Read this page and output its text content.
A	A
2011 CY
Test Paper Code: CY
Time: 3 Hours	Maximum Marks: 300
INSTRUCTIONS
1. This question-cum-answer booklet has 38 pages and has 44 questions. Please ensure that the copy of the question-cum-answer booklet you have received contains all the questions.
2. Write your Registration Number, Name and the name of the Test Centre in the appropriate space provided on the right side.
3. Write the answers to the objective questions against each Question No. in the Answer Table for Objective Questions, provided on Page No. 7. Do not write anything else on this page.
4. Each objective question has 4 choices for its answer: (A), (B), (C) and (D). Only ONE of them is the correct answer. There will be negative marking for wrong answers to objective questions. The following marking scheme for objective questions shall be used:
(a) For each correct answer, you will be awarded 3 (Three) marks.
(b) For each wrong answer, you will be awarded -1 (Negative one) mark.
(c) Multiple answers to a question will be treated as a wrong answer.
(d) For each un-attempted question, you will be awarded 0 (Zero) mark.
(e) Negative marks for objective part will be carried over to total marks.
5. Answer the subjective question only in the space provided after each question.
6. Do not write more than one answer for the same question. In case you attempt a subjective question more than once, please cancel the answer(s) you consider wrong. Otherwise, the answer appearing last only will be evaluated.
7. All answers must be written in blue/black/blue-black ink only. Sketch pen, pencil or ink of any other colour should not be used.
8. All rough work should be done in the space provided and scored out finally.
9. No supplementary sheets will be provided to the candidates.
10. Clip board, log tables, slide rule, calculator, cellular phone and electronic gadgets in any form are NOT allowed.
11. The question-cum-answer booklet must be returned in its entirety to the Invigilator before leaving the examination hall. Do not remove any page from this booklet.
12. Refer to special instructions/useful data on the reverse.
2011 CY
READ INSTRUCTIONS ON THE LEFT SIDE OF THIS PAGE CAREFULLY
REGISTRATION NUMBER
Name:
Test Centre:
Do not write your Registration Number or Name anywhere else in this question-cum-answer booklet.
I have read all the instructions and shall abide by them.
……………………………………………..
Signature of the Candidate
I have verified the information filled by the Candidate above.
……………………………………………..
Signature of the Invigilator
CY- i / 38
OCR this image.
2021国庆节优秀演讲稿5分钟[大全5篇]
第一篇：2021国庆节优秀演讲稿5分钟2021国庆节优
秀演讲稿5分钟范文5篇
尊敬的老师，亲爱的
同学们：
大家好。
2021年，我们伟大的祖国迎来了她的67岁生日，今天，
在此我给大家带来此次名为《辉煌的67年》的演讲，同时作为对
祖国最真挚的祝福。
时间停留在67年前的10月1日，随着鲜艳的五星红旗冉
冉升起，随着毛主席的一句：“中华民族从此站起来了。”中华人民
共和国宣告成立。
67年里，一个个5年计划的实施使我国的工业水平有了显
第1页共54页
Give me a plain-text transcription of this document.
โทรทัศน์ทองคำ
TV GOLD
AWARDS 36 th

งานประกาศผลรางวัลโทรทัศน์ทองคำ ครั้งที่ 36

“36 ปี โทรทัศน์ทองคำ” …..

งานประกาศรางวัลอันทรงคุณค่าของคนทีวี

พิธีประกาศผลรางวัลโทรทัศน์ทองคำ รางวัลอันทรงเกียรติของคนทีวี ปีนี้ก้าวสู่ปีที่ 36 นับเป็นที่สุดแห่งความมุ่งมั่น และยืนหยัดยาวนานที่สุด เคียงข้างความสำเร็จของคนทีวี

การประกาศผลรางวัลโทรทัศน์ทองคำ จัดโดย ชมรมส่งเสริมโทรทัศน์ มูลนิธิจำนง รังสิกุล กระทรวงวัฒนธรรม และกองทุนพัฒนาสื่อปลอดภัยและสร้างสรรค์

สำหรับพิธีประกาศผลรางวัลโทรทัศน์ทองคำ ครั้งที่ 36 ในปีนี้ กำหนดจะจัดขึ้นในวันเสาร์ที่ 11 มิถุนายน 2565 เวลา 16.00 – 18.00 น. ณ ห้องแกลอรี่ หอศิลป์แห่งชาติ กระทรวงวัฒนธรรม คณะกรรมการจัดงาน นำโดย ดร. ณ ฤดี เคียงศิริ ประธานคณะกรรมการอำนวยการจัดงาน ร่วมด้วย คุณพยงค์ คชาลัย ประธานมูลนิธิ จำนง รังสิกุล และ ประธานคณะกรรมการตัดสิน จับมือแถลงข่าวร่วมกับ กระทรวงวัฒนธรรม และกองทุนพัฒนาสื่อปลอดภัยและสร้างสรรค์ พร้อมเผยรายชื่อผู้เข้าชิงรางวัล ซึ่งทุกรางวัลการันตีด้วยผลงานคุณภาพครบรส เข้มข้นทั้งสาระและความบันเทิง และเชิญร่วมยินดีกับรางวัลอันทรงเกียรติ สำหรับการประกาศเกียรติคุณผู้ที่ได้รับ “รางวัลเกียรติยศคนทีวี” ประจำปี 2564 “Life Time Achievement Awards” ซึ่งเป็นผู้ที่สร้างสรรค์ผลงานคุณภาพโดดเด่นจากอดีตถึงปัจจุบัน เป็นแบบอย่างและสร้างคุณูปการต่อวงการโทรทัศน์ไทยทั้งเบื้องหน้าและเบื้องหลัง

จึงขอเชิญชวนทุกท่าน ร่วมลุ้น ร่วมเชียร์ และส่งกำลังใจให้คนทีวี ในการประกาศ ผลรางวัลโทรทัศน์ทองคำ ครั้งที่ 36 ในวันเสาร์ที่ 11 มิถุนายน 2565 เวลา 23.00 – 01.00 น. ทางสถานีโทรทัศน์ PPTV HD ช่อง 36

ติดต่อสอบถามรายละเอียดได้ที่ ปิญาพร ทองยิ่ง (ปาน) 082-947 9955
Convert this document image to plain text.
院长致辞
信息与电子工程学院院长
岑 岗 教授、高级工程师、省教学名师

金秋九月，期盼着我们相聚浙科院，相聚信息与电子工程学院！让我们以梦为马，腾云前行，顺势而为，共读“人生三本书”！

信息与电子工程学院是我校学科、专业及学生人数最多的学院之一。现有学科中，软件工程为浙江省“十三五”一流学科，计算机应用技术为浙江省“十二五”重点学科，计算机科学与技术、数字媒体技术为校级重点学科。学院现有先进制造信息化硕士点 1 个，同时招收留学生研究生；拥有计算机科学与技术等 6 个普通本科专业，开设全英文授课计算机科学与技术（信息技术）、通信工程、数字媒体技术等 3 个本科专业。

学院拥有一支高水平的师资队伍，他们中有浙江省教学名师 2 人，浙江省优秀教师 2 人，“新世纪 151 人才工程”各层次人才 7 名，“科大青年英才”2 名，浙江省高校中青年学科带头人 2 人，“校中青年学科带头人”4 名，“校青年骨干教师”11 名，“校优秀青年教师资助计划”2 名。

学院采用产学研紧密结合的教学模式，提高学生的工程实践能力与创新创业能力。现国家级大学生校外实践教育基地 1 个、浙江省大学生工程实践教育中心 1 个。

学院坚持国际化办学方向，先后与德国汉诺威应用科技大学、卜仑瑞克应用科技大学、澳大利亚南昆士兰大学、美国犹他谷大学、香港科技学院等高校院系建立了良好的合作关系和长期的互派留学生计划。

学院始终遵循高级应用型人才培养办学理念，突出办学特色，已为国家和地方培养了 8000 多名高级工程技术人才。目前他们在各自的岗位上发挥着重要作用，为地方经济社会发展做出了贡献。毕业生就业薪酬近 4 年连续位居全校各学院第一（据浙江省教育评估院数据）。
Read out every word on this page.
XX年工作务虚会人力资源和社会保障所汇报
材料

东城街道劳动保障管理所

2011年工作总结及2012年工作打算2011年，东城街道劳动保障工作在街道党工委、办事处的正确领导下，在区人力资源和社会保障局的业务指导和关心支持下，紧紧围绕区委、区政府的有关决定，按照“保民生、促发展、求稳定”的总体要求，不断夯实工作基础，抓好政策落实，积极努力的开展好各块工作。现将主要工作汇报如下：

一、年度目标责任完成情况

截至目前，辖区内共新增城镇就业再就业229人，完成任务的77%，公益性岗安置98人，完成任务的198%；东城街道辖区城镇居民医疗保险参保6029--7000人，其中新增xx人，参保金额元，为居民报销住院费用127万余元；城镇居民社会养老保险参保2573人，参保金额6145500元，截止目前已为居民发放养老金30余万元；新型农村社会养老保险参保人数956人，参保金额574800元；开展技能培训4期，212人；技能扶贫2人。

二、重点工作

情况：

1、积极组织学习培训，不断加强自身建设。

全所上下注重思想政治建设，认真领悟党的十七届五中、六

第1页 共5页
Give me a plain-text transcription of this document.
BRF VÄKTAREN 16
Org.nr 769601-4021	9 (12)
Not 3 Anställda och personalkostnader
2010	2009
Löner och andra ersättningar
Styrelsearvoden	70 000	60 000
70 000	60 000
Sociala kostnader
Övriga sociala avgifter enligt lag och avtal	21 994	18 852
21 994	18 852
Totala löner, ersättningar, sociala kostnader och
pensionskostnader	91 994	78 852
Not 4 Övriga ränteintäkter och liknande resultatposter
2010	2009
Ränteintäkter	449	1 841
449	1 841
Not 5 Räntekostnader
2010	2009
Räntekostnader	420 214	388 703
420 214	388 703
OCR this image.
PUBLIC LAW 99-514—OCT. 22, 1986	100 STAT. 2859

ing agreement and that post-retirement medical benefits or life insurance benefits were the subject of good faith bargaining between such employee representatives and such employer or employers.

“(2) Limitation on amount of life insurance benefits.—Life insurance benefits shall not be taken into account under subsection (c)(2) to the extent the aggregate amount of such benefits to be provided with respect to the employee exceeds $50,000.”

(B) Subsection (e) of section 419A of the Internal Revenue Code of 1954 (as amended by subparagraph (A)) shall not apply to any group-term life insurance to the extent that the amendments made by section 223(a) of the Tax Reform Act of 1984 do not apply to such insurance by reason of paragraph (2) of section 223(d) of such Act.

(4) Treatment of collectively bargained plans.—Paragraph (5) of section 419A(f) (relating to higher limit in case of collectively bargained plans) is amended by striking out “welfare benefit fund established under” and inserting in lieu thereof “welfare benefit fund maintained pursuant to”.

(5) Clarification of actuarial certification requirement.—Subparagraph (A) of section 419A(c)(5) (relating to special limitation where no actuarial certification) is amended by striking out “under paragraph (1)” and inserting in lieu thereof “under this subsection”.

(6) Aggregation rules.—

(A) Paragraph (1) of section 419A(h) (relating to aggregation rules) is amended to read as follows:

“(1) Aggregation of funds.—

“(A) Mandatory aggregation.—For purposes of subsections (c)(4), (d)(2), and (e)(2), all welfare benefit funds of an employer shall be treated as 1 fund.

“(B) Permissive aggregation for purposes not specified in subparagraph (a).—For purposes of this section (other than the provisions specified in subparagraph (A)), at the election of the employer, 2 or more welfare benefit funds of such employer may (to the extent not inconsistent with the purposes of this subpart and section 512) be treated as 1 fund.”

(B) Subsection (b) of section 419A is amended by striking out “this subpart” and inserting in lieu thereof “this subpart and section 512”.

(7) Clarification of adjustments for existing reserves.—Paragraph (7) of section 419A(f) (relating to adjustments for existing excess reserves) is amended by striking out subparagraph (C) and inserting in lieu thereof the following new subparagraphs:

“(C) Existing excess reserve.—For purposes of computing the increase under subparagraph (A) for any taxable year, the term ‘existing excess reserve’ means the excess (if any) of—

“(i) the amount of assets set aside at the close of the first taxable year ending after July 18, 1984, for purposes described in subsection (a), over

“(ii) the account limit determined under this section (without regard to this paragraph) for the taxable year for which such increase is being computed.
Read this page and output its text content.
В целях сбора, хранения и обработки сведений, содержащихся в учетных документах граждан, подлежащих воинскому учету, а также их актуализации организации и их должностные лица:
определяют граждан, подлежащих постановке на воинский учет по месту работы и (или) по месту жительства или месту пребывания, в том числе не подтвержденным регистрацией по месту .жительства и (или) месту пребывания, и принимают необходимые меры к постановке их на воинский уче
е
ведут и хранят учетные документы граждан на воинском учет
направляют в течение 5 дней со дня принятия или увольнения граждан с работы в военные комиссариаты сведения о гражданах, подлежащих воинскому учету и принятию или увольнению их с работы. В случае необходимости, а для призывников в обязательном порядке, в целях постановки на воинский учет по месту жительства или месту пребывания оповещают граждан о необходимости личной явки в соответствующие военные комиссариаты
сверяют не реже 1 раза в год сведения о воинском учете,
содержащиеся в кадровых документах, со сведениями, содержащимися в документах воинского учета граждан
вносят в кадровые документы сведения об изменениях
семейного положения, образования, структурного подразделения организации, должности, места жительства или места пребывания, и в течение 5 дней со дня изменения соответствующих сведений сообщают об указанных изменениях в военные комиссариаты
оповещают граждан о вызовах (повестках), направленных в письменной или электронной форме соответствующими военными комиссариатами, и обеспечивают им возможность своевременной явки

## SHORT EXERCISE:
Which lines in the data above contain "have"? Show each one.

## THE RESPONSE:
1. This question-cum-answer booklet has 38 pages and has 44 questions. Please ensure that the copy of the question-cum-answer booklet you have received contains all the questions.
I have read all the instructions and shall abide by them.
I have verified the information filled by the Candidate above.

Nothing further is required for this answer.